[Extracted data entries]
★ ★ ★

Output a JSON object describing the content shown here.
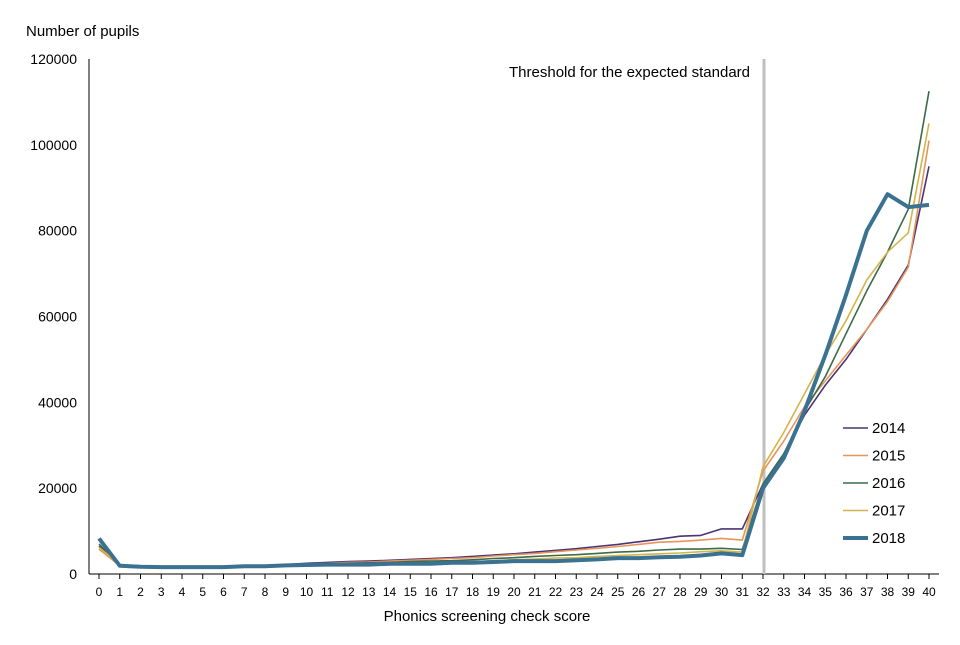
{
  "chart_data": {
    "type": "line",
    "ylabel": "Number of pupils",
    "xlabel": "Phonics screening check score",
    "x": [
      0,
      1,
      2,
      3,
      4,
      5,
      6,
      7,
      8,
      9,
      10,
      11,
      12,
      13,
      14,
      15,
      16,
      17,
      18,
      19,
      20,
      21,
      22,
      23,
      24,
      25,
      26,
      27,
      28,
      29,
      30,
      31,
      32,
      33,
      34,
      35,
      36,
      37,
      38,
      39,
      40
    ],
    "y_ticks": [
      0,
      20000,
      40000,
      60000,
      80000,
      100000,
      120000
    ],
    "ylim": [
      0,
      120000
    ],
    "grid": false,
    "legend_position": "right",
    "threshold": {
      "x": 32,
      "label": "Threshold for the expected standard",
      "color": "#bfbfbf"
    },
    "series": [
      {
        "name": "2014",
        "color": "#4a3474",
        "values": [
          6500,
          2000,
          1800,
          1700,
          1700,
          1700,
          1800,
          1900,
          2000,
          2200,
          2500,
          2700,
          2900,
          3000,
          3200,
          3400,
          3600,
          3800,
          4100,
          4400,
          4700,
          5100,
          5500,
          5900,
          6400,
          6900,
          7500,
          8100,
          8800,
          9000,
          10500,
          10500,
          21000,
          28000,
          37000,
          44000,
          50000,
          57000,
          64000,
          72000,
          95000
        ]
      },
      {
        "name": "2015",
        "color": "#e8955a",
        "values": [
          5800,
          1900,
          1700,
          1600,
          1600,
          1600,
          1700,
          1800,
          1900,
          2100,
          2300,
          2500,
          2700,
          2800,
          3000,
          3200,
          3400,
          3600,
          3800,
          4200,
          4500,
          4800,
          5200,
          5600,
          6000,
          6400,
          6900,
          7400,
          7600,
          7900,
          8300,
          7900,
          24000,
          31000,
          39000,
          45000,
          51000,
          57000,
          63500,
          71500,
          101000
        ]
      },
      {
        "name": "2016",
        "color": "#3b6b47",
        "values": [
          7000,
          2000,
          1700,
          1600,
          1600,
          1600,
          1600,
          1700,
          1800,
          2000,
          2200,
          2400,
          2500,
          2600,
          2700,
          2900,
          3000,
          3100,
          3300,
          3600,
          3800,
          4100,
          4300,
          4500,
          4800,
          5100,
          5300,
          5600,
          5800,
          5800,
          6000,
          5700,
          21000,
          28000,
          38000,
          46000,
          56000,
          66000,
          75000,
          85000,
          112500
        ]
      },
      {
        "name": "2017",
        "color": "#d4b44a",
        "values": [
          6200,
          2200,
          1900,
          1700,
          1600,
          1600,
          1600,
          1700,
          1800,
          2000,
          2100,
          2300,
          2300,
          2300,
          2400,
          2500,
          2600,
          2700,
          2800,
          3100,
          3300,
          3500,
          3700,
          3800,
          4100,
          4300,
          4500,
          4700,
          4900,
          5200,
          5400,
          5100,
          25000,
          33000,
          42000,
          51000,
          59000,
          68500,
          75000,
          79500,
          105000
        ]
      },
      {
        "name": "2018",
        "color": "#3b7191",
        "values": [
          8300,
          1900,
          1700,
          1600,
          1600,
          1600,
          1600,
          1800,
          1800,
          2000,
          2100,
          2200,
          2200,
          2200,
          2400,
          2400,
          2400,
          2600,
          2600,
          2800,
          3000,
          3000,
          3000,
          3200,
          3400,
          3700,
          3700,
          3900,
          4000,
          4300,
          4800,
          4400,
          20000,
          27000,
          38000,
          51000,
          65000,
          80000,
          88500,
          85500,
          86000
        ]
      }
    ]
  }
}
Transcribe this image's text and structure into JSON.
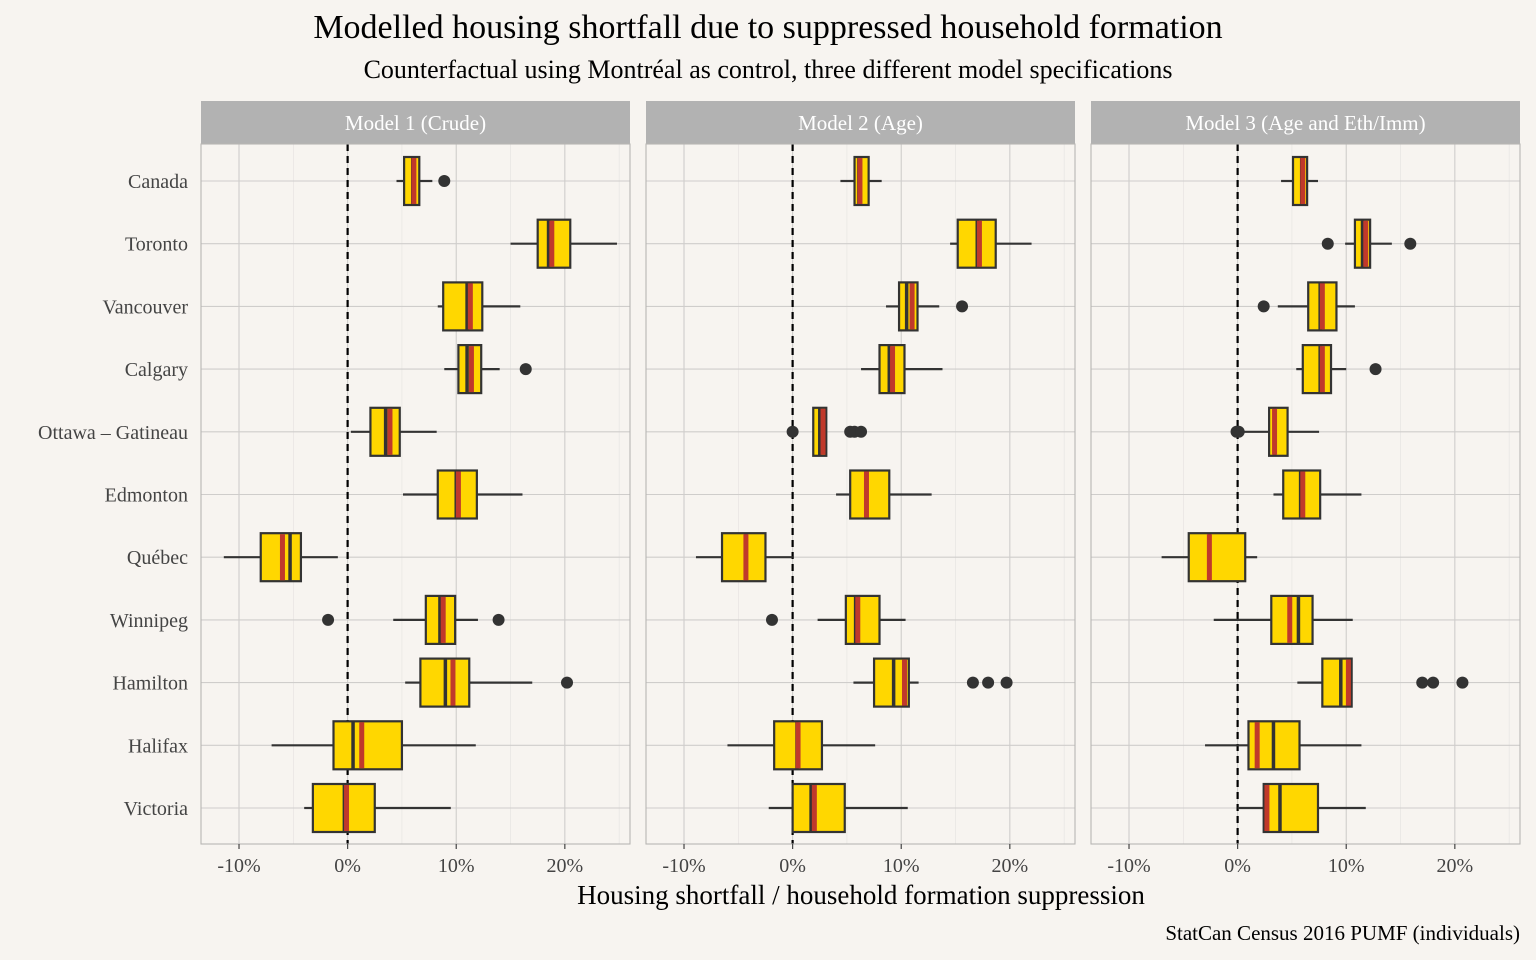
{
  "chart_data": {
    "type": "boxplot",
    "title": "Modelled housing shortfall due to suppressed household formation",
    "subtitle": "Counterfactual using Montréal as control, three different model specifications",
    "xlabel": "Housing shortfall / household formation suppression",
    "caption": "StatCan Census 2016 PUMF (individuals)",
    "xlim": [
      -13.5,
      26
    ],
    "x_ticks": [
      -10,
      0,
      10,
      20
    ],
    "x_tick_labels": [
      "-10%",
      "0%",
      "10%",
      "20%"
    ],
    "reference_line": 0,
    "box_fill": "#ffd700",
    "estimate_color": "#c0392b",
    "categories": [
      "Canada",
      "Toronto",
      "Vancouver",
      "Calgary",
      "Ottawa – Gatineau",
      "Edmonton",
      "Québec",
      "Winnipeg",
      "Hamilton",
      "Halifax",
      "Victoria"
    ],
    "panels": [
      {
        "name": "Model 1 (Crude)",
        "boxes": [
          {
            "min": 4.5,
            "q1": 5.2,
            "median": 6.0,
            "q3": 6.6,
            "max": 7.8,
            "estimate": 6.1,
            "outliers": [
              8.9
            ]
          },
          {
            "min": 15.0,
            "q1": 17.5,
            "median": 18.5,
            "q3": 20.5,
            "max": 24.8,
            "estimate": 18.8,
            "outliers": []
          },
          {
            "min": 8.3,
            "q1": 8.8,
            "median": 11.0,
            "q3": 12.4,
            "max": 15.9,
            "estimate": 11.3,
            "outliers": []
          },
          {
            "min": 8.9,
            "q1": 10.2,
            "median": 11.0,
            "q3": 12.3,
            "max": 14.0,
            "estimate": 11.4,
            "outliers": [
              16.4
            ]
          },
          {
            "min": 0.3,
            "q1": 2.1,
            "median": 3.5,
            "q3": 4.8,
            "max": 8.2,
            "estimate": 3.9,
            "outliers": []
          },
          {
            "min": 5.1,
            "q1": 8.3,
            "median": 10.0,
            "q3": 11.9,
            "max": 16.1,
            "estimate": 10.2,
            "outliers": []
          },
          {
            "min": -11.4,
            "q1": -8.0,
            "median": -5.3,
            "q3": -4.3,
            "max": -0.9,
            "estimate": -6.0,
            "outliers": []
          },
          {
            "min": 4.2,
            "q1": 7.2,
            "median": 8.5,
            "q3": 9.9,
            "max": 12.0,
            "estimate": 8.8,
            "outliers": [
              -1.8,
              13.9
            ]
          },
          {
            "min": 5.3,
            "q1": 6.7,
            "median": 9.0,
            "q3": 11.2,
            "max": 17.0,
            "estimate": 9.7,
            "outliers": [
              20.2
            ]
          },
          {
            "min": -7.0,
            "q1": -1.3,
            "median": 0.5,
            "q3": 5.0,
            "max": 11.8,
            "estimate": 1.3,
            "outliers": []
          },
          {
            "min": -4.0,
            "q1": -3.2,
            "median": -0.3,
            "q3": 2.5,
            "max": 9.5,
            "estimate": -0.1,
            "outliers": []
          }
        ]
      },
      {
        "name": "Model 2 (Age)",
        "boxes": [
          {
            "min": 4.4,
            "q1": 5.7,
            "median": 6.1,
            "q3": 7.0,
            "max": 8.2,
            "estimate": 6.2,
            "outliers": []
          },
          {
            "min": 14.5,
            "q1": 15.2,
            "median": 17.0,
            "q3": 18.7,
            "max": 22.0,
            "estimate": 17.2,
            "outliers": []
          },
          {
            "min": 8.6,
            "q1": 9.8,
            "median": 10.5,
            "q3": 11.5,
            "max": 13.5,
            "estimate": 11.0,
            "outliers": [
              15.6
            ]
          },
          {
            "min": 6.3,
            "q1": 8.0,
            "median": 8.9,
            "q3": 10.3,
            "max": 13.8,
            "estimate": 9.2,
            "outliers": []
          },
          {
            "min": 1.9,
            "q1": 1.9,
            "median": 2.5,
            "q3": 3.1,
            "max": 3.1,
            "estimate": 2.8,
            "outliers": [
              0.0,
              5.3,
              5.7,
              6.3
            ]
          },
          {
            "min": 4.0,
            "q1": 5.3,
            "median": 6.8,
            "q3": 8.9,
            "max": 12.8,
            "estimate": 6.8,
            "outliers": []
          },
          {
            "min": -8.9,
            "q1": -6.5,
            "median": -4.3,
            "q3": -2.5,
            "max": 0.0,
            "estimate": -4.3,
            "outliers": []
          },
          {
            "min": 2.3,
            "q1": 4.9,
            "median": 5.8,
            "q3": 8.0,
            "max": 10.4,
            "estimate": 6.0,
            "outliers": [
              -1.9
            ]
          },
          {
            "min": 5.6,
            "q1": 7.5,
            "median": 9.3,
            "q3": 10.7,
            "max": 11.6,
            "estimate": 10.3,
            "outliers": [
              16.6,
              18.0,
              19.7
            ]
          },
          {
            "min": -6.0,
            "q1": -1.7,
            "median": 0.4,
            "q3": 2.7,
            "max": 7.6,
            "estimate": 0.5,
            "outliers": []
          },
          {
            "min": -2.2,
            "q1": 0.0,
            "median": 1.7,
            "q3": 4.8,
            "max": 10.6,
            "estimate": 2.0,
            "outliers": []
          }
        ]
      },
      {
        "name": "Model 3 (Age and Eth/Imm)",
        "boxes": [
          {
            "min": 4.0,
            "q1": 5.1,
            "median": 5.9,
            "q3": 6.4,
            "max": 7.4,
            "estimate": 6.0,
            "outliers": []
          },
          {
            "min": 9.9,
            "q1": 10.8,
            "median": 11.5,
            "q3": 12.2,
            "max": 14.2,
            "estimate": 11.8,
            "outliers": [
              8.3,
              15.9
            ]
          },
          {
            "min": 3.7,
            "q1": 6.5,
            "median": 7.6,
            "q3": 9.1,
            "max": 10.8,
            "estimate": 7.8,
            "outliers": [
              2.4
            ]
          },
          {
            "min": 5.4,
            "q1": 6.0,
            "median": 7.6,
            "q3": 8.6,
            "max": 10.0,
            "estimate": 7.8,
            "outliers": [
              12.7
            ]
          },
          {
            "min": 0.2,
            "q1": 2.9,
            "median": 3.4,
            "q3": 4.6,
            "max": 7.5,
            "estimate": 3.4,
            "outliers": [
              -0.1,
              0.1
            ]
          },
          {
            "min": 3.3,
            "q1": 4.2,
            "median": 5.8,
            "q3": 7.6,
            "max": 11.4,
            "estimate": 6.0,
            "outliers": []
          },
          {
            "min": -7.0,
            "q1": -4.5,
            "median": -2.6,
            "q3": 0.7,
            "max": 1.8,
            "estimate": -2.6,
            "outliers": []
          },
          {
            "min": -2.2,
            "q1": 3.1,
            "median": 5.6,
            "q3": 6.9,
            "max": 10.6,
            "estimate": 4.8,
            "outliers": []
          },
          {
            "min": 5.5,
            "q1": 7.8,
            "median": 9.5,
            "q3": 10.5,
            "max": 10.5,
            "estimate": 10.2,
            "outliers": [
              17.0,
              18.0,
              20.7
            ]
          },
          {
            "min": -3.0,
            "q1": 1.0,
            "median": 3.3,
            "q3": 5.7,
            "max": 11.4,
            "estimate": 1.8,
            "outliers": []
          },
          {
            "min": 0.0,
            "q1": 2.4,
            "median": 3.9,
            "q3": 7.4,
            "max": 11.8,
            "estimate": 2.7,
            "outliers": []
          }
        ]
      }
    ]
  }
}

★ ★ ★

Only a number is wanted: how many lines of the data above contain "name"?

8